[Data records]
------

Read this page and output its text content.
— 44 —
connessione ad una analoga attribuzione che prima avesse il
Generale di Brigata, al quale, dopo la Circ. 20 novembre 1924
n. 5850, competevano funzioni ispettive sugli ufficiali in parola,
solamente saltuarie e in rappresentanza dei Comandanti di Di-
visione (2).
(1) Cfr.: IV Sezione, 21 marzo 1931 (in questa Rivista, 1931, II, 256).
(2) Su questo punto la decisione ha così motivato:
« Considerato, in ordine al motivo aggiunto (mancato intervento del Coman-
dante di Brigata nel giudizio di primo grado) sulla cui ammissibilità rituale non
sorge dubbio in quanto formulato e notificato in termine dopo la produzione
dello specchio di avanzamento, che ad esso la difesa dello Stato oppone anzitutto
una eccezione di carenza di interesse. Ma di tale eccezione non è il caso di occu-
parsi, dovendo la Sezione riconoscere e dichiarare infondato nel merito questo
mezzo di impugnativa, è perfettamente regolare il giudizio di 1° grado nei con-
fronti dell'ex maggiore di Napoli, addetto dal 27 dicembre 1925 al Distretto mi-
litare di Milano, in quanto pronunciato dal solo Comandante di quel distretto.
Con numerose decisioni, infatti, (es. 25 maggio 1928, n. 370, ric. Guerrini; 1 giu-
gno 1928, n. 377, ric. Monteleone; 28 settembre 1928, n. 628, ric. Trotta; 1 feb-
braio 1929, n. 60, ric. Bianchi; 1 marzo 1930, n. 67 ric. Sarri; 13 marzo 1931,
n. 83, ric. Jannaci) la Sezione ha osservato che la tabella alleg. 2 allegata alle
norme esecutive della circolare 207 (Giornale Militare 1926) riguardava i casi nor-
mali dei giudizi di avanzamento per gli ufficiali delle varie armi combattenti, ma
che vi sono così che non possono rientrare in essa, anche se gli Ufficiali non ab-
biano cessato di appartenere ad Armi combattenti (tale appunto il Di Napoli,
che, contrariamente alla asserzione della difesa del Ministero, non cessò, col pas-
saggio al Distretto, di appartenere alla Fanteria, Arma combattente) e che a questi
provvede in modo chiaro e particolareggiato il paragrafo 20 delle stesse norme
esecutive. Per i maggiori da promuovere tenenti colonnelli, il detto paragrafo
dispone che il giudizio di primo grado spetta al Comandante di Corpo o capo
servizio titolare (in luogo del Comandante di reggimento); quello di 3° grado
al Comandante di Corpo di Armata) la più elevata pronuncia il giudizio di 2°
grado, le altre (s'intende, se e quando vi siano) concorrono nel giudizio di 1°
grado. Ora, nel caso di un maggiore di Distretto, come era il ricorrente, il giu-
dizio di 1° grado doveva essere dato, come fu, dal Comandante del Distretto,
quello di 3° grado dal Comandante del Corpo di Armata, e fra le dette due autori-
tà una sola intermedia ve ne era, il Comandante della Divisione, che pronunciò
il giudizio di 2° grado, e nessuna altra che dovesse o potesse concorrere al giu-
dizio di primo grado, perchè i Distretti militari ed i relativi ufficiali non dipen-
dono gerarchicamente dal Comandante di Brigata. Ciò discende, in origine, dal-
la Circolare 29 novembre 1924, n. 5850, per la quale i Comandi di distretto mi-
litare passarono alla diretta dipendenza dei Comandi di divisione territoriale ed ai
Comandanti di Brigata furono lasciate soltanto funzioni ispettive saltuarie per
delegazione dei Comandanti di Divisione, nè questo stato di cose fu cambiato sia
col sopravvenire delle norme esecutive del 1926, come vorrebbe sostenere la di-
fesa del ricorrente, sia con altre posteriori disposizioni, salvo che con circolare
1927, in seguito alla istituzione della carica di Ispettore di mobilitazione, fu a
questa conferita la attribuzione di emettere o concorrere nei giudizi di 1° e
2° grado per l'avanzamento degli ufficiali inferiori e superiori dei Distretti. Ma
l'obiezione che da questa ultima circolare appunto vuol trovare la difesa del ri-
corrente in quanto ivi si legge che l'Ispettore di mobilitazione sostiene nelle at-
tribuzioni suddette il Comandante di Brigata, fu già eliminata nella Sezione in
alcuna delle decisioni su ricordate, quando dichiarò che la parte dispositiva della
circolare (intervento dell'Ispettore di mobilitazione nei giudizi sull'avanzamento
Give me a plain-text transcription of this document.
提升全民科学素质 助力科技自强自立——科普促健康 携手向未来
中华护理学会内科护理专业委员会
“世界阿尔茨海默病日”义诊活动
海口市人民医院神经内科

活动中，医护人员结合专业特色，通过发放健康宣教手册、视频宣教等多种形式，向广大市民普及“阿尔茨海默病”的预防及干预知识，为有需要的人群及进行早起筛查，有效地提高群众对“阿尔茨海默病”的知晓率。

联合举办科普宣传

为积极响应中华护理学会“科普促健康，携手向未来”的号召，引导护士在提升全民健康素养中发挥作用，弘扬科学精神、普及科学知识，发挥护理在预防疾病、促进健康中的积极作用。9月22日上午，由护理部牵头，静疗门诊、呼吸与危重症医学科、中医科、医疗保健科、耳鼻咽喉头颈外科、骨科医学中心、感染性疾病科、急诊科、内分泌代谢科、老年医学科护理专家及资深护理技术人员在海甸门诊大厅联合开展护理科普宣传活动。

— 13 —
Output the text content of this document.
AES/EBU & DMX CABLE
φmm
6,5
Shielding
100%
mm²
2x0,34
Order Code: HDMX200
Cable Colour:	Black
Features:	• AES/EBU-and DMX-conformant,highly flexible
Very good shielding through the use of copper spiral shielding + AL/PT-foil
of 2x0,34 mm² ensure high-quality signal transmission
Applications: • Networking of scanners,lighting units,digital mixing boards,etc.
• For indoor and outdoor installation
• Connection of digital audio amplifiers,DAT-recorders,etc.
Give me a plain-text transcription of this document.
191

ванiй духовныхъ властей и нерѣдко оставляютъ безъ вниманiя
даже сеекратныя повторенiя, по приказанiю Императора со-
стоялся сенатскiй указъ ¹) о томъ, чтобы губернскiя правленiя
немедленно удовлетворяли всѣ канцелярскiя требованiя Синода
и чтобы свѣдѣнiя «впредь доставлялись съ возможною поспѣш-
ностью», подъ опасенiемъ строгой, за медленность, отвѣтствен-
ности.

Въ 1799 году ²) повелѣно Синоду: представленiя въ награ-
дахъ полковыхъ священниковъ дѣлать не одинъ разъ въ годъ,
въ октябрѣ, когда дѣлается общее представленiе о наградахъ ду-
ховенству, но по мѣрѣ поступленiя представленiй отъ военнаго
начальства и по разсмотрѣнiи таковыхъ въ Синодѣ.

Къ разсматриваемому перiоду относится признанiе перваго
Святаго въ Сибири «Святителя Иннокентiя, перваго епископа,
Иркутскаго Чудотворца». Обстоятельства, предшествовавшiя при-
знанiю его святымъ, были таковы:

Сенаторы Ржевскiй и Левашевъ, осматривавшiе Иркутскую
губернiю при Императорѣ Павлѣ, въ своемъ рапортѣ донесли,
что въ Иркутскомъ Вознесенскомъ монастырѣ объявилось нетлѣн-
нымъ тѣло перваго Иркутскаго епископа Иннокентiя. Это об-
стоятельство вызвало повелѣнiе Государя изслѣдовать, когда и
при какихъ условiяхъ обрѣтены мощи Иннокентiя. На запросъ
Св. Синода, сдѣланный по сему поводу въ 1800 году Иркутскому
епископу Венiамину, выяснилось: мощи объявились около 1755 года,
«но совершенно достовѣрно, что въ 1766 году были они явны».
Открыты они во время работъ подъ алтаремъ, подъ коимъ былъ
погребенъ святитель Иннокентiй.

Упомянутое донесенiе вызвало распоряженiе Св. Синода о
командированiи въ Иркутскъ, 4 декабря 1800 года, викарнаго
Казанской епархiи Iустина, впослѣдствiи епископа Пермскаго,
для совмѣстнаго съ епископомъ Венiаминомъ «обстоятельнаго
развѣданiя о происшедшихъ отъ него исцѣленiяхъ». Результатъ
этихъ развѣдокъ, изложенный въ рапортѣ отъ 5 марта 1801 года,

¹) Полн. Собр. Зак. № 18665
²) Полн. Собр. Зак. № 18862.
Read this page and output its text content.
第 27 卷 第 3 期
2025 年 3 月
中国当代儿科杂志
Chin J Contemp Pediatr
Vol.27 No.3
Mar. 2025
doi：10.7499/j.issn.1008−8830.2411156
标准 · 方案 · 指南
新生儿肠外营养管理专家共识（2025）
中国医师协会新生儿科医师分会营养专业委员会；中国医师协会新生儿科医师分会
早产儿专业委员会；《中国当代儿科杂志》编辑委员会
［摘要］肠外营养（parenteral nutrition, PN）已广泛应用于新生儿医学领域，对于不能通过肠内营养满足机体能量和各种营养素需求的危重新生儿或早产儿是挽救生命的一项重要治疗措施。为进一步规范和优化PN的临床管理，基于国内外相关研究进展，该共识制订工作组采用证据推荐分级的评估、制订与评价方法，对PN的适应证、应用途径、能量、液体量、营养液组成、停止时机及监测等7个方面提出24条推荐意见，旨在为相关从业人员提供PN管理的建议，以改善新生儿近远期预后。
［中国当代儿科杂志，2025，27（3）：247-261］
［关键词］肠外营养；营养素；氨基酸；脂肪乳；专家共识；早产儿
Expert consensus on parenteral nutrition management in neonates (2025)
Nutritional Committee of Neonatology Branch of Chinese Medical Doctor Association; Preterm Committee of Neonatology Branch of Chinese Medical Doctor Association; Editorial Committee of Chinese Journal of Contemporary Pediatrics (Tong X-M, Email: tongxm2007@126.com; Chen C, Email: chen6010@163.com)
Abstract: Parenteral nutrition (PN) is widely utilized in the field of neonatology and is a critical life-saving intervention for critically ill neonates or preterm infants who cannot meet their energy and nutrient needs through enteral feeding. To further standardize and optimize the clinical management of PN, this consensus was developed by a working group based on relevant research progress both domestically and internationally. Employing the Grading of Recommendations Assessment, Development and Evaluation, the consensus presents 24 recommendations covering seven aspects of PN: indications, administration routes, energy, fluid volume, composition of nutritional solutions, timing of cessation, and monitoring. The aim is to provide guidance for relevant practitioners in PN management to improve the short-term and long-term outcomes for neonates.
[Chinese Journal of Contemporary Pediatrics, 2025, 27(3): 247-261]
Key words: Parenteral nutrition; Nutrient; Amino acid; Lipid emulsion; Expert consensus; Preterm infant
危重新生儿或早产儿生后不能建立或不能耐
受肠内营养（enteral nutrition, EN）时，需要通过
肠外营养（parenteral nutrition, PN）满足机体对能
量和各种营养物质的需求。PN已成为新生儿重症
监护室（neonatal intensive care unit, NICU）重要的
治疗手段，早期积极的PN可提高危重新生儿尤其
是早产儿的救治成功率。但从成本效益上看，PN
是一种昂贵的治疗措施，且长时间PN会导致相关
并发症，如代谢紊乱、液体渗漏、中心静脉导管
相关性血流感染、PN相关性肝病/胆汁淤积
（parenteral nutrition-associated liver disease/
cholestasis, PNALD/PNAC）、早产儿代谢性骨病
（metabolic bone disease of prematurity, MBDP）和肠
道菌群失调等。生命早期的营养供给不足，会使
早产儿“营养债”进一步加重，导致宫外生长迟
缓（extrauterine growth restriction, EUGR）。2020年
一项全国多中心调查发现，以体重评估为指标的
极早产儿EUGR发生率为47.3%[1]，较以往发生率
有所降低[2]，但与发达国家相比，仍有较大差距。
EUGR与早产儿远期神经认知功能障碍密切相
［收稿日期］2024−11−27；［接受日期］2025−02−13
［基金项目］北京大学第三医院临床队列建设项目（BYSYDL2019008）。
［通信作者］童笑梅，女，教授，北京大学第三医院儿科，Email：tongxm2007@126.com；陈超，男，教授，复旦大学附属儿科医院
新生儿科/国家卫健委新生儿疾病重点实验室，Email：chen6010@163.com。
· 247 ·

------

- OBJECTIVE:
Report how many lines in these entries contain "году". Answer with the number only.

- COMPLETED EXERCISE:
3